Instruction: Repeat every line exactly, keeping the pictures out of the copy.

Source data:

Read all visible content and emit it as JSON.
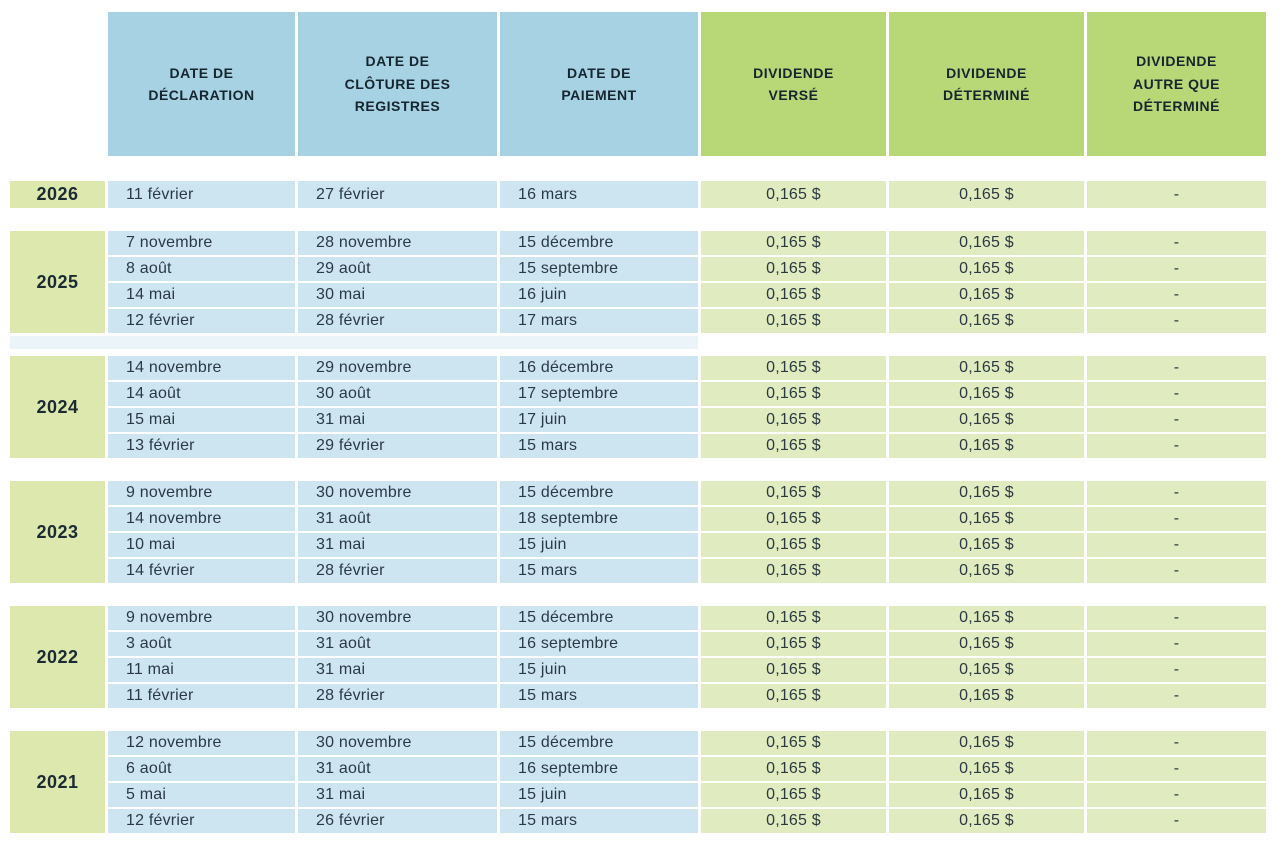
{
  "colors": {
    "header_blue": "#a6d2e4",
    "header_green": "#b8d877",
    "year_green": "#dce8ae",
    "cell_blue": "#cde5f1",
    "cell_green": "#e0ebbf",
    "header_text": "#16252e",
    "body_text": "#2a3a44",
    "background": "#ffffff"
  },
  "chart_data": {
    "type": "table",
    "title": "",
    "legend": "none",
    "columns": [
      {
        "key": "declaration",
        "label": "DATE DE\nDÉCLARATION",
        "header_bg": "blue"
      },
      {
        "key": "cloture",
        "label": "DATE DE\nCLÔTURE DES\nREGISTRES",
        "header_bg": "blue"
      },
      {
        "key": "paiement",
        "label": "DATE DE\nPAIEMENT",
        "header_bg": "blue"
      },
      {
        "key": "verse",
        "label": "DIVIDENDE\nVERSÉ",
        "header_bg": "green"
      },
      {
        "key": "determine",
        "label": "DIVIDENDE\nDÉTERMINÉ",
        "header_bg": "green"
      },
      {
        "key": "autre",
        "label": "DIVIDENDE\nAUTRE QUE\nDÉTERMINÉ",
        "header_bg": "green"
      }
    ],
    "groups": [
      {
        "year": "2026",
        "rows": [
          [
            "11 février",
            "27 février",
            "16 mars",
            "0,165 $",
            "0,165 $",
            "-"
          ]
        ]
      },
      {
        "year": "2025",
        "rows": [
          [
            "7 novembre",
            "28 novembre",
            "15 décembre",
            "0,165 $",
            "0,165 $",
            "-"
          ],
          [
            "8 août",
            "29 août",
            "15 septembre",
            "0,165 $",
            "0,165 $",
            "-"
          ],
          [
            "14 mai",
            "30 mai",
            "16 juin",
            "0,165 $",
            "0,165 $",
            "-"
          ],
          [
            "12 février",
            "28 février",
            "17 mars",
            "0,165 $",
            "0,165 $",
            "-"
          ]
        ]
      },
      {
        "year": "2024",
        "rows": [
          [
            "14 novembre",
            "29 novembre",
            "16 décembre",
            "0,165 $",
            "0,165 $",
            "-"
          ],
          [
            "14 août",
            "30 août",
            "17 septembre",
            "0,165 $",
            "0,165 $",
            "-"
          ],
          [
            "15 mai",
            "31 mai",
            "17 juin",
            "0,165 $",
            "0,165 $",
            "-"
          ],
          [
            "13 février",
            "29 février",
            "15 mars",
            "0,165 $",
            "0,165 $",
            "-"
          ]
        ]
      },
      {
        "year": "2023",
        "rows": [
          [
            "9 novembre",
            "30 novembre",
            "15 décembre",
            "0,165 $",
            "0,165 $",
            "-"
          ],
          [
            "14 novembre",
            "31 août",
            "18 septembre",
            "0,165 $",
            "0,165 $",
            "-"
          ],
          [
            "10 mai",
            "31 mai",
            "15 juin",
            "0,165 $",
            "0,165 $",
            "-"
          ],
          [
            "14 février",
            "28 février",
            "15 mars",
            "0,165 $",
            "0,165 $",
            "-"
          ]
        ]
      },
      {
        "year": "2022",
        "rows": [
          [
            "9 novembre",
            "30 novembre",
            "15 décembre",
            "0,165 $",
            "0,165 $",
            "-"
          ],
          [
            "3 août",
            "31 août",
            "16 septembre",
            "0,165 $",
            "0,165 $",
            "-"
          ],
          [
            "11 mai",
            "31 mai",
            "15 juin",
            "0,165 $",
            "0,165 $",
            "-"
          ],
          [
            "11 février",
            "28 février",
            "15 mars",
            "0,165 $",
            "0,165 $",
            "-"
          ]
        ]
      },
      {
        "year": "2021",
        "rows": [
          [
            "12 novembre",
            "30 novembre",
            "15 décembre",
            "0,165 $",
            "0,165 $",
            "-"
          ],
          [
            "6 août",
            "31 août",
            "16 septembre",
            "0,165 $",
            "0,165 $",
            "-"
          ],
          [
            "5 mai",
            "31 mai",
            "15 juin",
            "0,165 $",
            "0,165 $",
            "-"
          ],
          [
            "12 février",
            "26 février",
            "15 mars",
            "0,165 $",
            "0,165 $",
            "-"
          ]
        ]
      }
    ]
  }
}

The solution:
Read all visible content and emit it as JSON.
{
  "colors": {
    "header_blue": "#a6d2e4",
    "header_green": "#b8d877",
    "year_green": "#dce8ae",
    "cell_blue": "#cde5f1",
    "cell_green": "#e0ebbf",
    "header_text": "#16252e",
    "body_text": "#2a3a44",
    "background": "#ffffff"
  },
  "chart_data": {
    "type": "table",
    "title": "",
    "legend": "none",
    "columns": [
      {
        "key": "declaration",
        "label": "DATE DE\nDÉCLARATION",
        "header_bg": "blue"
      },
      {
        "key": "cloture",
        "label": "DATE DE\nCLÔTURE DES\nREGISTRES",
        "header_bg": "blue"
      },
      {
        "key": "paiement",
        "label": "DATE DE\nPAIEMENT",
        "header_bg": "blue"
      },
      {
        "key": "verse",
        "label": "DIVIDENDE\nVERSÉ",
        "header_bg": "green"
      },
      {
        "key": "determine",
        "label": "DIVIDENDE\nDÉTERMINÉ",
        "header_bg": "green"
      },
      {
        "key": "autre",
        "label": "DIVIDENDE\nAUTRE QUE\nDÉTERMINÉ",
        "header_bg": "green"
      }
    ],
    "groups": [
      {
        "year": "2026",
        "rows": [
          [
            "11 février",
            "27 février",
            "16 mars",
            "0,165 $",
            "0,165 $",
            "-"
          ]
        ]
      },
      {
        "year": "2025",
        "rows": [
          [
            "7 novembre",
            "28 novembre",
            "15 décembre",
            "0,165 $",
            "0,165 $",
            "-"
          ],
          [
            "8 août",
            "29 août",
            "15 septembre",
            "0,165 $",
            "0,165 $",
            "-"
          ],
          [
            "14 mai",
            "30 mai",
            "16 juin",
            "0,165 $",
            "0,165 $",
            "-"
          ],
          [
            "12 février",
            "28 février",
            "17 mars",
            "0,165 $",
            "0,165 $",
            "-"
          ]
        ]
      },
      {
        "year": "2024",
        "rows": [
          [
            "14 novembre",
            "29 novembre",
            "16 décembre",
            "0,165 $",
            "0,165 $",
            "-"
          ],
          [
            "14 août",
            "30 août",
            "17 septembre",
            "0,165 $",
            "0,165 $",
            "-"
          ],
          [
            "15 mai",
            "31 mai",
            "17 juin",
            "0,165 $",
            "0,165 $",
            "-"
          ],
          [
            "13 février",
            "29 février",
            "15 mars",
            "0,165 $",
            "0,165 $",
            "-"
          ]
        ]
      },
      {
        "year": "2023",
        "rows": [
          [
            "9 novembre",
            "30 novembre",
            "15 décembre",
            "0,165 $",
            "0,165 $",
            "-"
          ],
          [
            "14 novembre",
            "31 août",
            "18 septembre",
            "0,165 $",
            "0,165 $",
            "-"
          ],
          [
            "10 mai",
            "31 mai",
            "15 juin",
            "0,165 $",
            "0,165 $",
            "-"
          ],
          [
            "14 février",
            "28 février",
            "15 mars",
            "0,165 $",
            "0,165 $",
            "-"
          ]
        ]
      },
      {
        "year": "2022",
        "rows": [
          [
            "9 novembre",
            "30 novembre",
            "15 décembre",
            "0,165 $",
            "0,165 $",
            "-"
          ],
          [
            "3 août",
            "31 août",
            "16 septembre",
            "0,165 $",
            "0,165 $",
            "-"
          ],
          [
            "11 mai",
            "31 mai",
            "15 juin",
            "0,165 $",
            "0,165 $",
            "-"
          ],
          [
            "11 février",
            "28 février",
            "15 mars",
            "0,165 $",
            "0,165 $",
            "-"
          ]
        ]
      },
      {
        "year": "2021",
        "rows": [
          [
            "12 novembre",
            "30 novembre",
            "15 décembre",
            "0,165 $",
            "0,165 $",
            "-"
          ],
          [
            "6 août",
            "31 août",
            "16 septembre",
            "0,165 $",
            "0,165 $",
            "-"
          ],
          [
            "5 mai",
            "31 mai",
            "15 juin",
            "0,165 $",
            "0,165 $",
            "-"
          ],
          [
            "12 février",
            "26 février",
            "15 mars",
            "0,165 $",
            "0,165 $",
            "-"
          ]
        ]
      }
    ]
  }
}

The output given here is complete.